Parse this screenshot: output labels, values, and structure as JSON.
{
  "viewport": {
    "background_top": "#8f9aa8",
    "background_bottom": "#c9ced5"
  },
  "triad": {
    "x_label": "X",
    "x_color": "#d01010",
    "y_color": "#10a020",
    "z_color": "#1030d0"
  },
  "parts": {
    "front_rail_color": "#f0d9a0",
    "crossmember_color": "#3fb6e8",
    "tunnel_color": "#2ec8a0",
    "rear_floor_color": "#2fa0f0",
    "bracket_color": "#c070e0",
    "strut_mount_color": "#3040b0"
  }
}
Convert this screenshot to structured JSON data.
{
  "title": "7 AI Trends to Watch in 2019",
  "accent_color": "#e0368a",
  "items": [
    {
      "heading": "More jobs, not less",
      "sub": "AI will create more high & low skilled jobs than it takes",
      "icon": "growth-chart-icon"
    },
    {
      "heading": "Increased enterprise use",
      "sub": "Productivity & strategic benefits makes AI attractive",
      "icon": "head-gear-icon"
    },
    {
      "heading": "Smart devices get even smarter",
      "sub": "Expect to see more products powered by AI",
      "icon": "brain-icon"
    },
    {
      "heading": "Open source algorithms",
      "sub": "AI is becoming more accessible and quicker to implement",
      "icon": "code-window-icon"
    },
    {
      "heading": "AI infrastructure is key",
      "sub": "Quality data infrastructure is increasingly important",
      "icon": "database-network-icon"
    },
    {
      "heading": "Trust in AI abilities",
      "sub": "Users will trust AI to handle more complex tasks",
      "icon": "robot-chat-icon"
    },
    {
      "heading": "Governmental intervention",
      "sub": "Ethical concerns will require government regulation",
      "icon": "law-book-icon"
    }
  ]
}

━━━━━━━━━━━━━━━━━━━━

- Problem requirements: Write out the material from the first line to the last, exactly.

- Output for this exercise:
Parse this screenshot: output labels, values, and structure as JSON.
{
  "viewport": {
    "background_top": "#8f9aa8",
    "background_bottom": "#c9ced5"
  },
  "triad": {
    "x_label": "X",
    "x_color": "#d01010",
    "y_color": "#10a020",
    "z_color": "#1030d0"
  },
  "parts": {
    "front_rail_color": "#f0d9a0",
    "crossmember_color": "#3fb6e8",
    "tunnel_color": "#2ec8a0",
    "rear_floor_color": "#2fa0f0",
    "bracket_color": "#c070e0",
    "strut_mount_color": "#3040b0"
  }
}
Convert this screenshot to structured JSON data.
{
  "title": "7 AI Trends to Watch in 2019",
  "accent_color": "#e0368a",
  "items": [
    {
      "heading": "More jobs, not less",
      "sub": "AI will create more high & low skilled jobs than it takes",
      "icon": "growth-chart-icon"
    },
    {
      "heading": "Increased enterprise use",
      "sub": "Productivity & strategic benefits makes AI attractive",
      "icon": "head-gear-icon"
    },
    {
      "heading": "Smart devices get even smarter",
      "sub": "Expect to see more products powered by AI",
      "icon": "brain-icon"
    },
    {
      "heading": "Open source algorithms",
      "sub": "AI is becoming more accessible and quicker to implement",
      "icon": "code-window-icon"
    },
    {
      "heading": "AI infrastructure is key",
      "sub": "Quality data infrastructure is increasingly important",
      "icon": "database-network-icon"
    },
    {
      "heading": "Trust in AI abilities",
      "sub": "Users will trust AI to handle more complex tasks",
      "icon": "robot-chat-icon"
    },
    {
      "heading": "Governmental intervention",
      "sub": "Ethical concerns will require government regulation",
      "icon": "law-book-icon"
    }
  ]
}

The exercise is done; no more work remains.